== Segment start ==

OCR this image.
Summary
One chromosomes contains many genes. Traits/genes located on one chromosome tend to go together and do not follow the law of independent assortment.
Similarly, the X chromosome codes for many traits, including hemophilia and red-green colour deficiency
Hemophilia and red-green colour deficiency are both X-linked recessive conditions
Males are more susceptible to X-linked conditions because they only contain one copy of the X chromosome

== Segment end ==

**Requirement**
Return everything in the records. Keep each line exactly as written.

**Answer to the exercise**
OCR this image.
Summary
One chromosomes contains many genes. Traits/genes located on one chromosome tend to go together and do not follow the law of independent assortment.
Similarly, the X chromosome codes for many traits, including hemophilia and red-green colour deficiency
Hemophilia and red-green colour deficiency are both X-linked recessive conditions
Males are more susceptible to X-linked conditions because they only contain one copy of the X chromosome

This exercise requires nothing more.